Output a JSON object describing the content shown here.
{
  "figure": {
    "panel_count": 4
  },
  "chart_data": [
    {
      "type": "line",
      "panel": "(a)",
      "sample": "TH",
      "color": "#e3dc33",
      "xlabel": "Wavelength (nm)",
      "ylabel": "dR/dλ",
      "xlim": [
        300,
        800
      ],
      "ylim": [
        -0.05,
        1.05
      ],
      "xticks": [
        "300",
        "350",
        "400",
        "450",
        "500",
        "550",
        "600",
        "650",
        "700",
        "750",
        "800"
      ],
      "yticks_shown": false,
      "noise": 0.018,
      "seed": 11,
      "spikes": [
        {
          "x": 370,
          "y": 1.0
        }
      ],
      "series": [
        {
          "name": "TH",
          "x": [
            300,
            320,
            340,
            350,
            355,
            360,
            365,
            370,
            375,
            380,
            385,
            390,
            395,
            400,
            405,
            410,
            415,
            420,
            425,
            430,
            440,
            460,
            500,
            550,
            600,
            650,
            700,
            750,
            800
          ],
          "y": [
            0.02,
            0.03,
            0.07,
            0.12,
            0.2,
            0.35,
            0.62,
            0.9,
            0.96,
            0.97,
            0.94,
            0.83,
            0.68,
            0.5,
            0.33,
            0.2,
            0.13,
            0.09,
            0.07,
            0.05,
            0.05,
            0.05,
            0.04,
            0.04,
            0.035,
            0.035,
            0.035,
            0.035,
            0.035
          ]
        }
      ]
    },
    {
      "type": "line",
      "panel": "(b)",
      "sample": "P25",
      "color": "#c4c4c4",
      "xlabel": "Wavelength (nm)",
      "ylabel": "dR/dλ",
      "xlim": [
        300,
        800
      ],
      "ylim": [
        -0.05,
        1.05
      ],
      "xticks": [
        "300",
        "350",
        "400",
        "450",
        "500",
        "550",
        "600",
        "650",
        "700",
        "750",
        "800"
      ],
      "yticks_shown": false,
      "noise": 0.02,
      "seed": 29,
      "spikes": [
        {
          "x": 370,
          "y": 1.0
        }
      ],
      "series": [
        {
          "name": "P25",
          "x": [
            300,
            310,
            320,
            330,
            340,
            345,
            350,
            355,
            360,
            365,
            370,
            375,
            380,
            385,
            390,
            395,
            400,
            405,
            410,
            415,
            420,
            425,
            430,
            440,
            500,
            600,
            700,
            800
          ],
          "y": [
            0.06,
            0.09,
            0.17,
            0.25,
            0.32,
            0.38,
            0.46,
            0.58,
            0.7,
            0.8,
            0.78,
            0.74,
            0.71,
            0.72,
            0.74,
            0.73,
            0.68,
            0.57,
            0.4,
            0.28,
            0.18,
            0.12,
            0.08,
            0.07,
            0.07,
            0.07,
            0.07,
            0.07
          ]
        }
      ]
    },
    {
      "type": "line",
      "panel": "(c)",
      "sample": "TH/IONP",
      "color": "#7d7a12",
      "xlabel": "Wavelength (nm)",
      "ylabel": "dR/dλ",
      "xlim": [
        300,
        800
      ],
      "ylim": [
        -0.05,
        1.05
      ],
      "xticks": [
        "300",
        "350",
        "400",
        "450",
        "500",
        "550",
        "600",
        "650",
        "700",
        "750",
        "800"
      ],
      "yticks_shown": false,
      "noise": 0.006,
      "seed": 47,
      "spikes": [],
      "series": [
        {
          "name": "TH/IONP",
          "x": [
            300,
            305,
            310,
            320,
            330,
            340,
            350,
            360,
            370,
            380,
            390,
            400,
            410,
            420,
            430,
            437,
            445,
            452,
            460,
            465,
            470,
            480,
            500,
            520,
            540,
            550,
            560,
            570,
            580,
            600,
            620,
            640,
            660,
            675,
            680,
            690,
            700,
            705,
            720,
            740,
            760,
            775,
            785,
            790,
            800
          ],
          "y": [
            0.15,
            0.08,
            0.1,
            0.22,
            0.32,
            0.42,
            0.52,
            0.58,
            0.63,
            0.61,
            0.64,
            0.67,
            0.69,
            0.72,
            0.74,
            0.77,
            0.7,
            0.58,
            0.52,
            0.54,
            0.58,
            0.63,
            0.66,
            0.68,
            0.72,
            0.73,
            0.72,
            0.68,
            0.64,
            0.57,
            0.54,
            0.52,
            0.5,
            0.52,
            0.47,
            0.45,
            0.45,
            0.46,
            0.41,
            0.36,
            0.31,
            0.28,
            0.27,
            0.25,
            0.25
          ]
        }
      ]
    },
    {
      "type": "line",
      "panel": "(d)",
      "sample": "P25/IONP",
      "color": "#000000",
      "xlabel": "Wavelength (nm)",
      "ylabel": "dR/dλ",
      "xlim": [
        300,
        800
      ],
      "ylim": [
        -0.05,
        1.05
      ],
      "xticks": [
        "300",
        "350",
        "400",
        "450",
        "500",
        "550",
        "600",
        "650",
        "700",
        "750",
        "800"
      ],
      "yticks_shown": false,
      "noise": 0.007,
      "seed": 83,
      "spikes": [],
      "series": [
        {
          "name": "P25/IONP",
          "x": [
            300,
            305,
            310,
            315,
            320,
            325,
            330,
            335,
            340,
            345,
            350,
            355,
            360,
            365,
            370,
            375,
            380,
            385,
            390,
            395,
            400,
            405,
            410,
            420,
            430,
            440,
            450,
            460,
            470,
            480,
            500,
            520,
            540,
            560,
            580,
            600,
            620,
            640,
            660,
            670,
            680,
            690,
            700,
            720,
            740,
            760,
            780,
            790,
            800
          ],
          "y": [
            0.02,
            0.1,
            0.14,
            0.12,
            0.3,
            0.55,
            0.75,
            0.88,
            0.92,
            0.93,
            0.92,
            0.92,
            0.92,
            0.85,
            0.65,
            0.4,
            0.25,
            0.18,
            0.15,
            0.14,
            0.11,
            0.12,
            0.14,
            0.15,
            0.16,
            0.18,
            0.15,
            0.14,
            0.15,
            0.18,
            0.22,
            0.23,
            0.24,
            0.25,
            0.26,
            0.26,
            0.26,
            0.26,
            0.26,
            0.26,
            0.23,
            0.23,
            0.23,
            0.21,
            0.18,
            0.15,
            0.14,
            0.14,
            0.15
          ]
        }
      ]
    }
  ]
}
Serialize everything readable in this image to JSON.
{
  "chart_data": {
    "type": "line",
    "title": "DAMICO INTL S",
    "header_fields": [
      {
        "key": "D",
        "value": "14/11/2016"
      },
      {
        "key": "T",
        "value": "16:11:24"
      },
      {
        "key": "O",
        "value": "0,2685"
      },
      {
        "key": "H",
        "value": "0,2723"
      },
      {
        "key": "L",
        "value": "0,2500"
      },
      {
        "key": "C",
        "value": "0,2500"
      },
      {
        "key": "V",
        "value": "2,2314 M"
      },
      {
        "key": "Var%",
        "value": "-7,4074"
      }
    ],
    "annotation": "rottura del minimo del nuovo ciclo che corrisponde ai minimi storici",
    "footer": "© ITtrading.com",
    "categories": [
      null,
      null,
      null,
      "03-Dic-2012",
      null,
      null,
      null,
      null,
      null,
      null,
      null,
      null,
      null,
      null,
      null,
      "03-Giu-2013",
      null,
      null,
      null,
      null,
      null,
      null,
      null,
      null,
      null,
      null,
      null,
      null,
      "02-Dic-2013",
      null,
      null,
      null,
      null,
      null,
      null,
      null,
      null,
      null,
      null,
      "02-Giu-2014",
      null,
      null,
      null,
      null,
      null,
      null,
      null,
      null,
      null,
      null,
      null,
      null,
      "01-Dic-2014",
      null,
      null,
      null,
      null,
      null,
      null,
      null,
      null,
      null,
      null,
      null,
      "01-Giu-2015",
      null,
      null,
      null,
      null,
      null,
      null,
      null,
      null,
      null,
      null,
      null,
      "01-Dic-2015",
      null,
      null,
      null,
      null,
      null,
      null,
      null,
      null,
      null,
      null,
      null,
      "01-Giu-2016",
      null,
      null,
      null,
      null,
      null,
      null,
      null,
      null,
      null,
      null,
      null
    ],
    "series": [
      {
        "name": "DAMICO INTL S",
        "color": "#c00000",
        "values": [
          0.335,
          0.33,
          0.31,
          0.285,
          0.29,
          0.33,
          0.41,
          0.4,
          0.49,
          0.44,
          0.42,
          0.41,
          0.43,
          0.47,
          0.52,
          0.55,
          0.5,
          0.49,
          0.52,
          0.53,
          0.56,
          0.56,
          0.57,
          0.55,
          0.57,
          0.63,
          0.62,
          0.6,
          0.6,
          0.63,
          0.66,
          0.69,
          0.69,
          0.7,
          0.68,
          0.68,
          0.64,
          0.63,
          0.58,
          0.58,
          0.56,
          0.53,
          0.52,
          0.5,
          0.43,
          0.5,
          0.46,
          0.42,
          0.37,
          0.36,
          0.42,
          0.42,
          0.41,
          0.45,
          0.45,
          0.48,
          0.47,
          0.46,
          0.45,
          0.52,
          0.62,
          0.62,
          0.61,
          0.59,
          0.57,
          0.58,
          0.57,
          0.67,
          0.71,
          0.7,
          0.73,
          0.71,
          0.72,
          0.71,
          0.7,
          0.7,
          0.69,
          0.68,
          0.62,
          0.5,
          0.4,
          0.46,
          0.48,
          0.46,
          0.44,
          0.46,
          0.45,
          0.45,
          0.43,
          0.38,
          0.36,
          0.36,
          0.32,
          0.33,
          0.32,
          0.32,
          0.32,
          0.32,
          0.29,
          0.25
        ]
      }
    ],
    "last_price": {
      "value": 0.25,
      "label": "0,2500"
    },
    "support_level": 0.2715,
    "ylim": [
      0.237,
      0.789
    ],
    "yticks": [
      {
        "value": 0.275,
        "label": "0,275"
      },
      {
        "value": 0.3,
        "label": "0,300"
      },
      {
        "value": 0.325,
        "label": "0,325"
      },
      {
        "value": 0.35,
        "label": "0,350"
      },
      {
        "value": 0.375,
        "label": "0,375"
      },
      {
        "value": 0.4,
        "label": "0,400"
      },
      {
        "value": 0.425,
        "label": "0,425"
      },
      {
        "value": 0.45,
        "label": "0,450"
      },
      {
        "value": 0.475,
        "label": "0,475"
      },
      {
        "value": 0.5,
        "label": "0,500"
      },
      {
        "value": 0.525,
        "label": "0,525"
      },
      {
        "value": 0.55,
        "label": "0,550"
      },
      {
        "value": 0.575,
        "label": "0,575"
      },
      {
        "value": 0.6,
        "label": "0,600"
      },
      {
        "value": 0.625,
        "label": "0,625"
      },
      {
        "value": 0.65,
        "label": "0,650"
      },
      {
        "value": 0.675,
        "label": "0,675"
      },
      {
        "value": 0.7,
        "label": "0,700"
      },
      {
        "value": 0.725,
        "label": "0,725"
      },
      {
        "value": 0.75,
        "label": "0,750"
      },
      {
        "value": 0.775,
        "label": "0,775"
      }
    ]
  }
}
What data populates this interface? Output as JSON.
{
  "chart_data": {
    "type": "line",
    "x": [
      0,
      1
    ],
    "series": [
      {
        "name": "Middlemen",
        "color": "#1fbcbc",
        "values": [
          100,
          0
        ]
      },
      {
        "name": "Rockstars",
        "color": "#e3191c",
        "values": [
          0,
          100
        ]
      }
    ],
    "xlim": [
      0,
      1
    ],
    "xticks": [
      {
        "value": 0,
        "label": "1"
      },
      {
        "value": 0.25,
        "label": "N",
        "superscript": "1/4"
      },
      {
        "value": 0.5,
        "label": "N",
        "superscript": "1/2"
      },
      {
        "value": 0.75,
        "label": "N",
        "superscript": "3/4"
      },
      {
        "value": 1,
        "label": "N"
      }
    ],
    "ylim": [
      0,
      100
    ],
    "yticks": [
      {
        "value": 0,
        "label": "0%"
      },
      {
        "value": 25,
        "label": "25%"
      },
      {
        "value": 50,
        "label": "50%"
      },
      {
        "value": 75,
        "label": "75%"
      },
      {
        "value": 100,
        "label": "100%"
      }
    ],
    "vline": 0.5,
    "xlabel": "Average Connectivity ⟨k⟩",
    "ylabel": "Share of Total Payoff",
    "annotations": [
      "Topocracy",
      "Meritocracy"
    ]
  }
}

■ ■ ■ ■ ■

● **TASK TO CARRY OUT**: Return all lines with the word "this" in them.

● **CORRECT RESPONSE**:
Serialize everything readable in this image to JSON.
What data populates this interface? Output as JSON.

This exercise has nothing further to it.